_Short problem:_ Your task is to locate every line holding the string "Daily" and to copy each of them.
# Input start
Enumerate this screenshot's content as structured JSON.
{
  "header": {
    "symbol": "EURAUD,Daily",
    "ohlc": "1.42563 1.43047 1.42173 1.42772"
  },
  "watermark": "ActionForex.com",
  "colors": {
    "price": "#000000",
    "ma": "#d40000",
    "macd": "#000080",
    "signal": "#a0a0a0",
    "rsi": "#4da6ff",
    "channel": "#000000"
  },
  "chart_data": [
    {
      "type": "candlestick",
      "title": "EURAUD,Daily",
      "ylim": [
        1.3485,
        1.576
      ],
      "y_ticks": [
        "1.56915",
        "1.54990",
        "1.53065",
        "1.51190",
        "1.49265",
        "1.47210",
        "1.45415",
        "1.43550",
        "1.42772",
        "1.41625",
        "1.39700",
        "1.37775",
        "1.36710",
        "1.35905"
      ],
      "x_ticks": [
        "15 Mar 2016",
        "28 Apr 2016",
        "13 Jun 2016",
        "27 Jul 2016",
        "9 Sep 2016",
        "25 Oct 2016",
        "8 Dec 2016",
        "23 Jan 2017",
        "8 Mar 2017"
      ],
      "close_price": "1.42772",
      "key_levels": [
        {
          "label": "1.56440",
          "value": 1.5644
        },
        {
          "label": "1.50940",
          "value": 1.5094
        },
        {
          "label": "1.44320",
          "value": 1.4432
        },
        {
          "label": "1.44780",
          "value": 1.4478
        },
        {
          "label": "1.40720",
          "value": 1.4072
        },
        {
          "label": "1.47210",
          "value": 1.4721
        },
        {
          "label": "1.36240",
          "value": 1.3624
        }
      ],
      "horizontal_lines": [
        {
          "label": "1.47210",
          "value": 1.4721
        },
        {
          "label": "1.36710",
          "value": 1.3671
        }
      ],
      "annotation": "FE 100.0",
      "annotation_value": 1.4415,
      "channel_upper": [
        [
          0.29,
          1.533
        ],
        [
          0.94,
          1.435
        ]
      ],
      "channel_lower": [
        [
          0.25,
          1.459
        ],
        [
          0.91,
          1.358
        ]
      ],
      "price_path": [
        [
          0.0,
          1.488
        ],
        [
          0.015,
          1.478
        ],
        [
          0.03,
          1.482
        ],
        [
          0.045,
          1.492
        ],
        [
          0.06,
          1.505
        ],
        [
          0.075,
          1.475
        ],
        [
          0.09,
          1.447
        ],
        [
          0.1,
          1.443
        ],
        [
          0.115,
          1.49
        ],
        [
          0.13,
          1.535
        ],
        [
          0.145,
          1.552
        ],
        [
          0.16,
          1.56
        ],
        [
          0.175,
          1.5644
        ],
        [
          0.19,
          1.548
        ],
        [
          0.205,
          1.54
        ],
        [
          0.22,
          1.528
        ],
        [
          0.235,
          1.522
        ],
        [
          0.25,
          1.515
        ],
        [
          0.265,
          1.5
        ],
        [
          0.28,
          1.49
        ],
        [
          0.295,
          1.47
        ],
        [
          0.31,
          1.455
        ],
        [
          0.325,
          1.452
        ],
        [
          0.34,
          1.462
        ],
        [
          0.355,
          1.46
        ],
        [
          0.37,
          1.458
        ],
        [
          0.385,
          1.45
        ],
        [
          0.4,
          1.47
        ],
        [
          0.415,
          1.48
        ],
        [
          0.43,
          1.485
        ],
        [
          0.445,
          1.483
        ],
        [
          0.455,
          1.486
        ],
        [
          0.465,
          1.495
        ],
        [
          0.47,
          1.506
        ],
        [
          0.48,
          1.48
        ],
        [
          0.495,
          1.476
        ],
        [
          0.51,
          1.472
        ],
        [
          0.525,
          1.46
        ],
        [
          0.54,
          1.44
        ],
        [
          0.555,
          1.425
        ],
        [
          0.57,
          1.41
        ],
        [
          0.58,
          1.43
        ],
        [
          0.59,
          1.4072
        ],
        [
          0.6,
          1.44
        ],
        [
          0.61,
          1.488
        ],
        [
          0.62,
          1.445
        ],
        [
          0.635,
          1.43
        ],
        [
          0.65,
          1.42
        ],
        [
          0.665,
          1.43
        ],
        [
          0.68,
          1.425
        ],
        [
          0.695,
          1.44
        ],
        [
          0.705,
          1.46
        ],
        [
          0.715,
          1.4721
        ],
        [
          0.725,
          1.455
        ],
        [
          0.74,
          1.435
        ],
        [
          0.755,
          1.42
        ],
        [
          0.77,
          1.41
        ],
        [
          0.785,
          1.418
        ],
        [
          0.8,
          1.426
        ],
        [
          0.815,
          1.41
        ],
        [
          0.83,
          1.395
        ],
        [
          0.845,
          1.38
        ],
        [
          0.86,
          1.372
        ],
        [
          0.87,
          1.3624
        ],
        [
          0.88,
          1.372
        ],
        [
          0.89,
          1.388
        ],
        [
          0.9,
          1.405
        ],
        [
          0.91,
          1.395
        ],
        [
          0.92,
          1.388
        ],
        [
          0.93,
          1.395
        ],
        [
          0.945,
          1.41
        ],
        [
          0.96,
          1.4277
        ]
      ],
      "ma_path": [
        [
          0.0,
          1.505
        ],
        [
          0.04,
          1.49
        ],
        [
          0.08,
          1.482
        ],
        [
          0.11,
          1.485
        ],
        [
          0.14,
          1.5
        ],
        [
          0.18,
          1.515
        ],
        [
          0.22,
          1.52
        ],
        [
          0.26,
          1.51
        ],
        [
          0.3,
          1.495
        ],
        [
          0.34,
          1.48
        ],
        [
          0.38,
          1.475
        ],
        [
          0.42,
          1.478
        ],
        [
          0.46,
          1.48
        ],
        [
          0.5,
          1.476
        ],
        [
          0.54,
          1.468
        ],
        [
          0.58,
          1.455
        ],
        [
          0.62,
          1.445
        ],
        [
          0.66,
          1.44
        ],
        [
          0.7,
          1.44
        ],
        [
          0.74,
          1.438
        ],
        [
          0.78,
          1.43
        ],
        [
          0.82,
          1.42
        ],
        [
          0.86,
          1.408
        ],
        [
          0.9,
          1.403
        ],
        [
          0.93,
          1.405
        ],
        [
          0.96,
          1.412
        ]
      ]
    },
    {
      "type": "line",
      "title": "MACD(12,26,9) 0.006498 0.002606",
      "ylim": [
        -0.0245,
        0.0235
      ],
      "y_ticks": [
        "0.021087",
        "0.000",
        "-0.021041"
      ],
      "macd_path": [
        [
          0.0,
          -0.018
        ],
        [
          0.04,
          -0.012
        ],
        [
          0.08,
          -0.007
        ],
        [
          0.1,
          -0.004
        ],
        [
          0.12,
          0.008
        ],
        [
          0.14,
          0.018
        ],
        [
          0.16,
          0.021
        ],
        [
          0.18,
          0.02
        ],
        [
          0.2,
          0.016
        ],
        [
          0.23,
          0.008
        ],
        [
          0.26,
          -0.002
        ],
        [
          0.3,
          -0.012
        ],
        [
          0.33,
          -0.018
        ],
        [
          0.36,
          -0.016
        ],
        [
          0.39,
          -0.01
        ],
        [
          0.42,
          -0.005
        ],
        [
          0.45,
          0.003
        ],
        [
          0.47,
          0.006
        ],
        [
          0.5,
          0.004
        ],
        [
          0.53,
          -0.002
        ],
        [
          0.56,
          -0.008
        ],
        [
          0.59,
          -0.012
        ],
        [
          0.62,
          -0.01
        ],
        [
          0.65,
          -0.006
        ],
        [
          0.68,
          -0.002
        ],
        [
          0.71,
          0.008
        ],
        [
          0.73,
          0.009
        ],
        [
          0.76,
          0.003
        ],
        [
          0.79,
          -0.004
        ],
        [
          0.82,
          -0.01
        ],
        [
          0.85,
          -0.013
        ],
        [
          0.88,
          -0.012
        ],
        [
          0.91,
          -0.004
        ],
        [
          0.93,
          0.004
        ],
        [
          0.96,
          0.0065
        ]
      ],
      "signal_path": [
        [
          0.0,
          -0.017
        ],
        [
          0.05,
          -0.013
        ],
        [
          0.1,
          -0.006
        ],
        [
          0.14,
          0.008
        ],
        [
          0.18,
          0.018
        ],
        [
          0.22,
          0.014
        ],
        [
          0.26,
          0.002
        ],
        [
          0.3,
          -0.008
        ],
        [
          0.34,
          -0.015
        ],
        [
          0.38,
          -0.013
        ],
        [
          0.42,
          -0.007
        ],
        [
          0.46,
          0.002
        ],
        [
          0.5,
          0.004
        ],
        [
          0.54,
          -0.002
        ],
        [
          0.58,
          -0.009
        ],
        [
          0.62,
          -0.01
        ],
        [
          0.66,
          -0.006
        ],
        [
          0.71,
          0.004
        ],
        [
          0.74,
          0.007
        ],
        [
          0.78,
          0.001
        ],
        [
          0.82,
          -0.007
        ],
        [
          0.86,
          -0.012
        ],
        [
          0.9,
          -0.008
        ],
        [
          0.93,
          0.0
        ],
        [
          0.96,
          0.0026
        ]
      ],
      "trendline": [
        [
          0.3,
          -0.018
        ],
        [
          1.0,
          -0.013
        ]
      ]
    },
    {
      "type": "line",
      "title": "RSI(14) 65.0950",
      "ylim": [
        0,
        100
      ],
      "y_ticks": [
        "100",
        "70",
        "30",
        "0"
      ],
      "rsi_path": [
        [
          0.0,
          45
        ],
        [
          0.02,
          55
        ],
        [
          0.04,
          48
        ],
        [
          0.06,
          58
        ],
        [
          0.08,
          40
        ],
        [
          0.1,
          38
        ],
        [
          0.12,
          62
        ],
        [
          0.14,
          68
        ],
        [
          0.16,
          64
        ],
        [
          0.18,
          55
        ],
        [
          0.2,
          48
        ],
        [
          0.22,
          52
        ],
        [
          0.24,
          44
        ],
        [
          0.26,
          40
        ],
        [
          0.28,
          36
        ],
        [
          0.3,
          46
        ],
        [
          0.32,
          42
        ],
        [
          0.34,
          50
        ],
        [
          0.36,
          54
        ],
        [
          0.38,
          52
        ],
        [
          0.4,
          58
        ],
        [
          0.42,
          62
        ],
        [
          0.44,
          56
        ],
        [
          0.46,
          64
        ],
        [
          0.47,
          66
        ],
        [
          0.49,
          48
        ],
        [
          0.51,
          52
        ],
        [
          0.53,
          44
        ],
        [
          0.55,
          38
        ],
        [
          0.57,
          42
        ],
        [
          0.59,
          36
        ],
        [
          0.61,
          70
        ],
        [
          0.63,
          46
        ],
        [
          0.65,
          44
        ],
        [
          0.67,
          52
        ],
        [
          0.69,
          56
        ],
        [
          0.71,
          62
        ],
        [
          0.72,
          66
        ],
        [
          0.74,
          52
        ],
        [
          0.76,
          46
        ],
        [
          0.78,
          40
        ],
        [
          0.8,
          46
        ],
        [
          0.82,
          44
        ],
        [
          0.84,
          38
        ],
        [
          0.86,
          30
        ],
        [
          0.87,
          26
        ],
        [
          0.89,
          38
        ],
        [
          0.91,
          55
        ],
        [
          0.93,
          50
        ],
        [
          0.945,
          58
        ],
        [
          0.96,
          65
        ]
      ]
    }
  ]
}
# Input end
_Written response:_
    "symbol": "EURAUD,Daily",
      "title": "EURAUD,Daily",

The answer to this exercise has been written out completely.